YOUR GOAL ▸ Using the listing below, select the lines with the word "structured" and copy them.

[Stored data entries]
========================================================================

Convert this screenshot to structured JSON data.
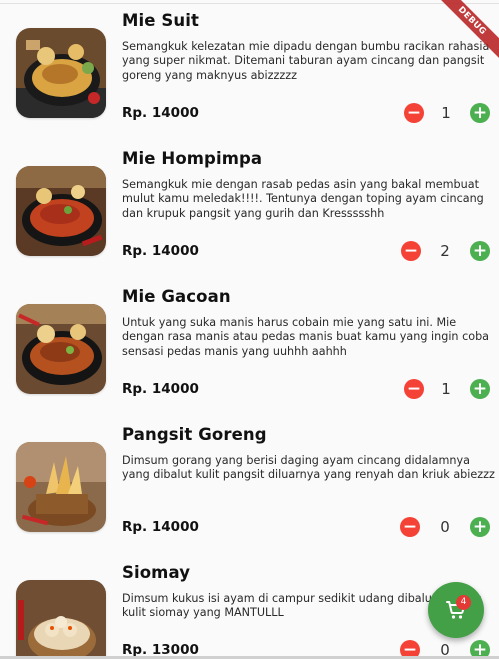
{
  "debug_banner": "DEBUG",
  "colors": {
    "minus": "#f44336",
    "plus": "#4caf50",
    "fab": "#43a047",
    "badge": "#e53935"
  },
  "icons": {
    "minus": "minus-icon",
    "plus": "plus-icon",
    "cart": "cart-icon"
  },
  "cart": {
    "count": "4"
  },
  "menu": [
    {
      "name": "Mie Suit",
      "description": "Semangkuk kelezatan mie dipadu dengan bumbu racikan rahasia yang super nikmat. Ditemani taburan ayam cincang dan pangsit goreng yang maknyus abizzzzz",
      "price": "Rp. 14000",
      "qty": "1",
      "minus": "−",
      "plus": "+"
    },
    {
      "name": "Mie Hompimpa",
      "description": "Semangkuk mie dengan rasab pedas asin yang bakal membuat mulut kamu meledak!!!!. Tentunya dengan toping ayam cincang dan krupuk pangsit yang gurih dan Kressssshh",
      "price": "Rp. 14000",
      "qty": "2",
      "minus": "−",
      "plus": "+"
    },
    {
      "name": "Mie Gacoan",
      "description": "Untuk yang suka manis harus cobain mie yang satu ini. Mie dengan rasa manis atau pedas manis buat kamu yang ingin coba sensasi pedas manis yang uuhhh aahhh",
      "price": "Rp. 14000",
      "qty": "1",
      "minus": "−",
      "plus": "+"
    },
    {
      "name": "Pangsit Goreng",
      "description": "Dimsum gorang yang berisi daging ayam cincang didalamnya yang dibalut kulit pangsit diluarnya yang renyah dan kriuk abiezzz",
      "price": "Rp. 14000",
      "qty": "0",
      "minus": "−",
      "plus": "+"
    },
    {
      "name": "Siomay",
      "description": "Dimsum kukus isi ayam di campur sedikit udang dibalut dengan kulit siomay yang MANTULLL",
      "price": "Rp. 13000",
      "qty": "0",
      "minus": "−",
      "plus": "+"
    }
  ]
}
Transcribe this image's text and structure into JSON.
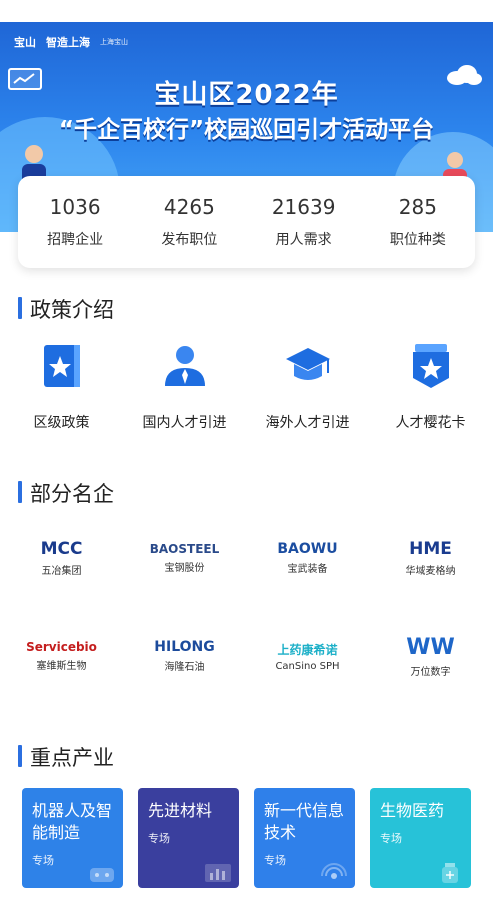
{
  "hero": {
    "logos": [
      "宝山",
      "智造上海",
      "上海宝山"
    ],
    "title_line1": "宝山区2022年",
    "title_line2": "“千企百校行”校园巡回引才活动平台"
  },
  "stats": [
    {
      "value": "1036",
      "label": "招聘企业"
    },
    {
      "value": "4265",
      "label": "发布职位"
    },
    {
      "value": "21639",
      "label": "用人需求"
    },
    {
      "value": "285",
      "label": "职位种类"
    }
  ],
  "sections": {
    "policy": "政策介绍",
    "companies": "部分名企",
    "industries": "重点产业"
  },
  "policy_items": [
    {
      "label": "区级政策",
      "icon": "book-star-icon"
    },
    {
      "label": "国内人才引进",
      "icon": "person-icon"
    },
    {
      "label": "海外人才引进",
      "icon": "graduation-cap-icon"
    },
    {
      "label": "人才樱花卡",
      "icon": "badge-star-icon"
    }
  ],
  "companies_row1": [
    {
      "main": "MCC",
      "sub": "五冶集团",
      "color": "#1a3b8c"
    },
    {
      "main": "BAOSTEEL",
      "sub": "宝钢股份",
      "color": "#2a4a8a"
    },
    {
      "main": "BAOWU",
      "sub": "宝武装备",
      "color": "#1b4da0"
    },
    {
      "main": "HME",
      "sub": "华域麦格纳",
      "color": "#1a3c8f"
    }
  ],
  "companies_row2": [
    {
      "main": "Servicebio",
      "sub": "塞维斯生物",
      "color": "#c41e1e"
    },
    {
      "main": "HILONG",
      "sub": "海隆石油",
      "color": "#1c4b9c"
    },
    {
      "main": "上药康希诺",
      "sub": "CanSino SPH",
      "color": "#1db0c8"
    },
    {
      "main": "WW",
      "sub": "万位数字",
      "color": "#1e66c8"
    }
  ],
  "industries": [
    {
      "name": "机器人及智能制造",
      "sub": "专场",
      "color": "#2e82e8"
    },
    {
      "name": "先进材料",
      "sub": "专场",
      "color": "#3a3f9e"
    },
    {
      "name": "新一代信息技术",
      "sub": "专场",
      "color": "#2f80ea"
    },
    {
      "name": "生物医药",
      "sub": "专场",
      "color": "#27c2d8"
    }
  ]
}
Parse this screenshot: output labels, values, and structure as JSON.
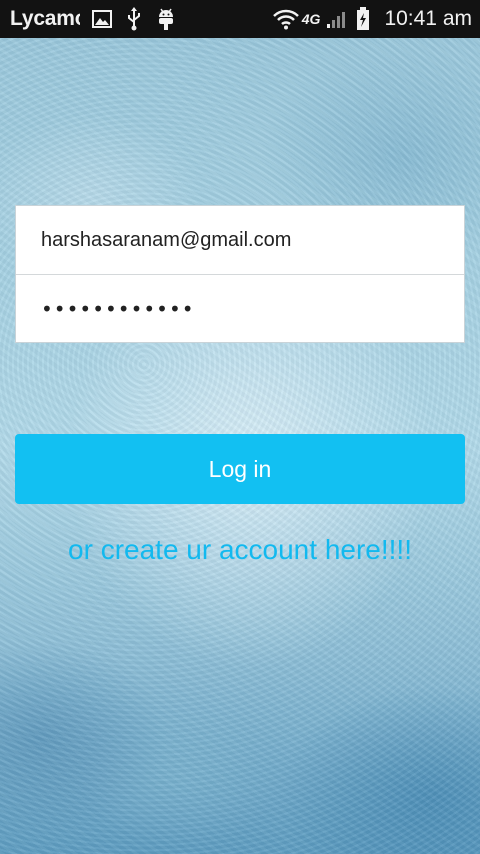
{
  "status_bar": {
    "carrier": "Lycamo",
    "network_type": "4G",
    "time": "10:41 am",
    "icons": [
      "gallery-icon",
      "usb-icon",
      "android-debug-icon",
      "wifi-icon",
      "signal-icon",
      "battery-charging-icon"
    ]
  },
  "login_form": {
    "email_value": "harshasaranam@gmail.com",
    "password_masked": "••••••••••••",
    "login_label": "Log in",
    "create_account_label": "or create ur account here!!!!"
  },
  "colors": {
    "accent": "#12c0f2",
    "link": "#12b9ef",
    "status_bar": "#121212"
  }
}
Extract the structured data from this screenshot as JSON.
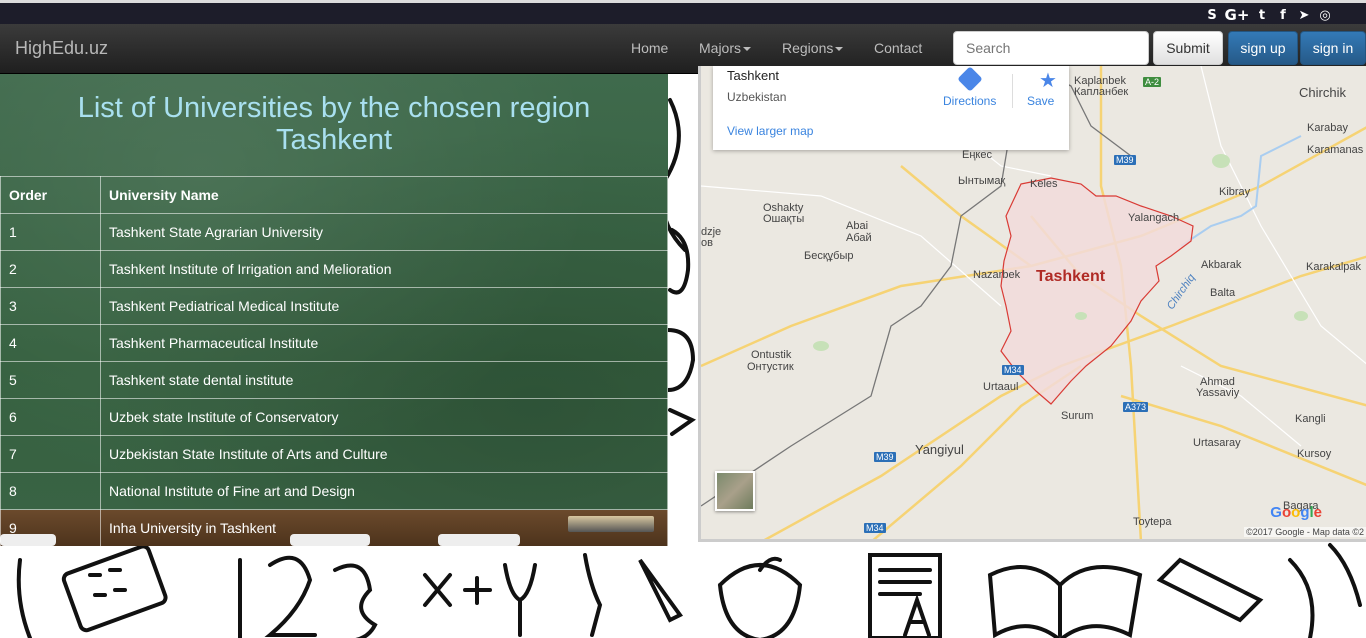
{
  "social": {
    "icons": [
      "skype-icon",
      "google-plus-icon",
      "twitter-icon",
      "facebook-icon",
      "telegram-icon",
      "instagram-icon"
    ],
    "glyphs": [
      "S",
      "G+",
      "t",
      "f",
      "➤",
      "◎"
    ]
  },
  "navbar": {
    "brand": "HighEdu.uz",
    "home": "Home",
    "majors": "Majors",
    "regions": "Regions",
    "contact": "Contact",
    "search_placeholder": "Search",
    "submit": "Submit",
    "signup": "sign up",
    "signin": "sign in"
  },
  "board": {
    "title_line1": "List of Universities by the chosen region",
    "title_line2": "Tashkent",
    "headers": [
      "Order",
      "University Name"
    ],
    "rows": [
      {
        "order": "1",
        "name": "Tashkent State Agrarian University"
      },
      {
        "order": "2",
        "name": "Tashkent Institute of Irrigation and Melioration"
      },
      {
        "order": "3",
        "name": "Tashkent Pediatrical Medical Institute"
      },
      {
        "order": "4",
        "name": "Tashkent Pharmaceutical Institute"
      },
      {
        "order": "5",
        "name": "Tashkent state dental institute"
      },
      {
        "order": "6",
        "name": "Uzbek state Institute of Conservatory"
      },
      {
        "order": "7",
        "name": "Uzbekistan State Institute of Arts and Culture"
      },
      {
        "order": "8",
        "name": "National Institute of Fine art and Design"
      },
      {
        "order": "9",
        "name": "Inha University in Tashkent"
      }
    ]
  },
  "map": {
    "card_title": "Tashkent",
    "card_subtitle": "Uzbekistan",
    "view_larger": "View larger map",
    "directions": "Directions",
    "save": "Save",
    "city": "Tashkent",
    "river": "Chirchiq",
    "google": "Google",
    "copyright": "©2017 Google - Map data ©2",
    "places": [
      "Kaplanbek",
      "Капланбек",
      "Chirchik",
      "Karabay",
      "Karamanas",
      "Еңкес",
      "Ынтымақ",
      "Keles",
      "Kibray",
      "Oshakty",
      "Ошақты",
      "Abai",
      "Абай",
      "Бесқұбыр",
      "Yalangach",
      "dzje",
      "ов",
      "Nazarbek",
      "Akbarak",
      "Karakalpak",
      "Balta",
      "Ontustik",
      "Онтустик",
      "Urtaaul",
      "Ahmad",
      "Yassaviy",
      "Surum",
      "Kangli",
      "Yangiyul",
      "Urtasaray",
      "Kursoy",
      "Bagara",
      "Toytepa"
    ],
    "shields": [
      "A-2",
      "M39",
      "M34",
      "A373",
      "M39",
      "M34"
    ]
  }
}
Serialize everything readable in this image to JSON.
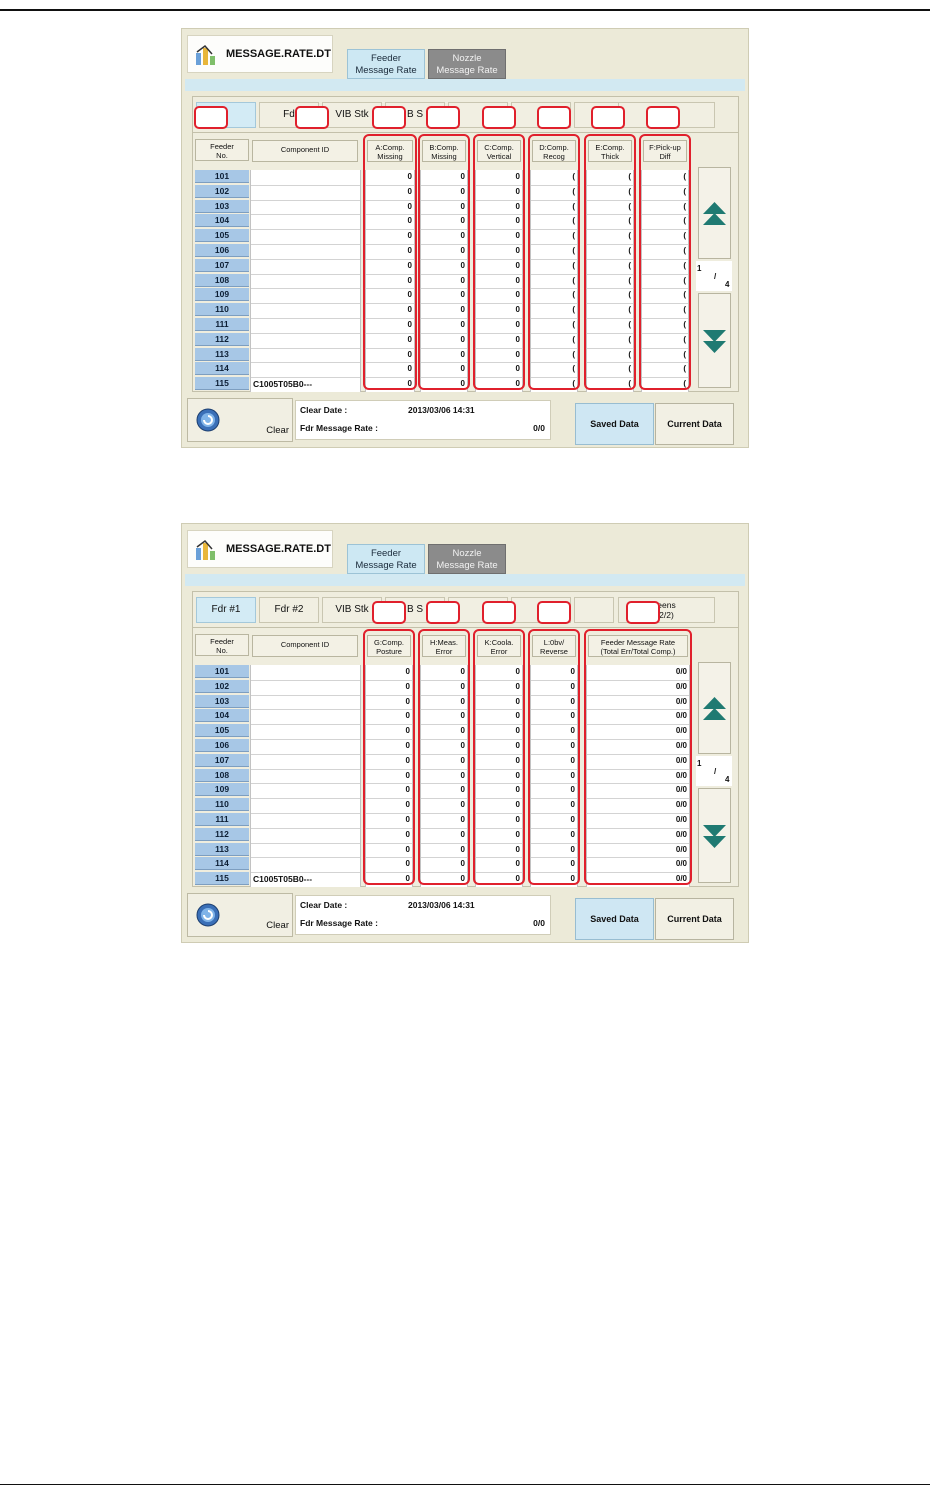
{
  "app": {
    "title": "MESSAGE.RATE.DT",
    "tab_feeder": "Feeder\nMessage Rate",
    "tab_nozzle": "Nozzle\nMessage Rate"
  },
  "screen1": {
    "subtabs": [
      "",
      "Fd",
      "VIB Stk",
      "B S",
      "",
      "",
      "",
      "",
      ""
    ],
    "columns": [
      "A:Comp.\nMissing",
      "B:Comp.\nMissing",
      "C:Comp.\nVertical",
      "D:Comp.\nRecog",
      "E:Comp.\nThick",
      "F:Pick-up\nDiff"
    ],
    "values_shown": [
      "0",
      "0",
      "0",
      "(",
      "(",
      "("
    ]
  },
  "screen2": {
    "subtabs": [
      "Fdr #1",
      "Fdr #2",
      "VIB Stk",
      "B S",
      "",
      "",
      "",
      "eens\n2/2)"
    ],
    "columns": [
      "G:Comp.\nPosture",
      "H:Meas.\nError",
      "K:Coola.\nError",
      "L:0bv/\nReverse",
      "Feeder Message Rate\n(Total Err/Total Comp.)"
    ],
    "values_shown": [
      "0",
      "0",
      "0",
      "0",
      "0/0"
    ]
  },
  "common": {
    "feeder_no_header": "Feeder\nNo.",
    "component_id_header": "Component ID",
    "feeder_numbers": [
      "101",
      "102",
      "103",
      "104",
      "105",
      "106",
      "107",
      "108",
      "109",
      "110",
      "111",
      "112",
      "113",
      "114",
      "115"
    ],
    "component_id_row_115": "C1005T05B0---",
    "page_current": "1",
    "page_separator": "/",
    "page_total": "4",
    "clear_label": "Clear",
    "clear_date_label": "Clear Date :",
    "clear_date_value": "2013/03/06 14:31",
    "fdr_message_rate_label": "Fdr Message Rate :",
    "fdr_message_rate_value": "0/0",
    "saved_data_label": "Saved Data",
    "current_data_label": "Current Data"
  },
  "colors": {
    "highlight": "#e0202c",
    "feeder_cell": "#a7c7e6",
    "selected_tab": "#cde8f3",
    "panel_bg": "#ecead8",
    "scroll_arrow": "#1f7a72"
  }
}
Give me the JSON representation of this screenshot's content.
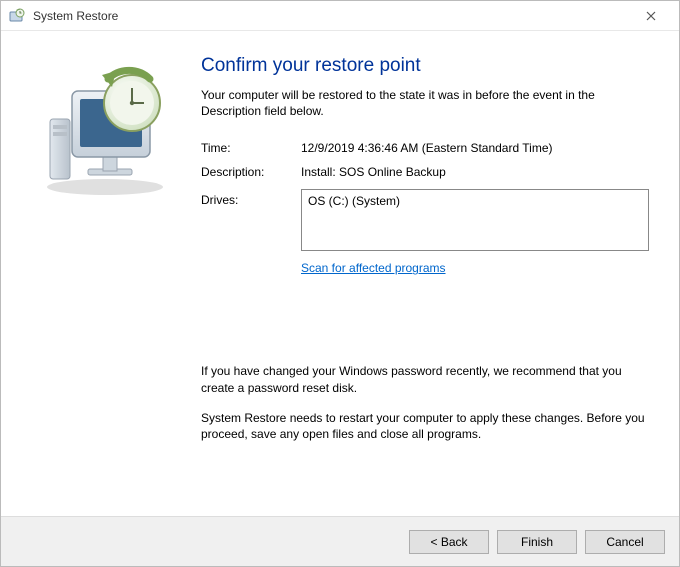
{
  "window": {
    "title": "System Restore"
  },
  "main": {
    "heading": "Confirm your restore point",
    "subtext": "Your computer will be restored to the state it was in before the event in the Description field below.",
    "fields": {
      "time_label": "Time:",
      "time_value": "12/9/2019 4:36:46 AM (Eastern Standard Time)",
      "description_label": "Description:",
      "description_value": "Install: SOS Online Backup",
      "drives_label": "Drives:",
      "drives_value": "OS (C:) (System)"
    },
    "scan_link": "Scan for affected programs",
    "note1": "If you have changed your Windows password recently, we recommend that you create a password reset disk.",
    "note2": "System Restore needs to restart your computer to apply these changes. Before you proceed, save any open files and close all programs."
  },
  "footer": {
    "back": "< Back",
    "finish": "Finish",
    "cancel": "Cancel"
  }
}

========================================================================

WRITTEN SOLUTION ▸
Convert this screenshot to structured JSON data.
Extract the structured data from this screenshot as JSON.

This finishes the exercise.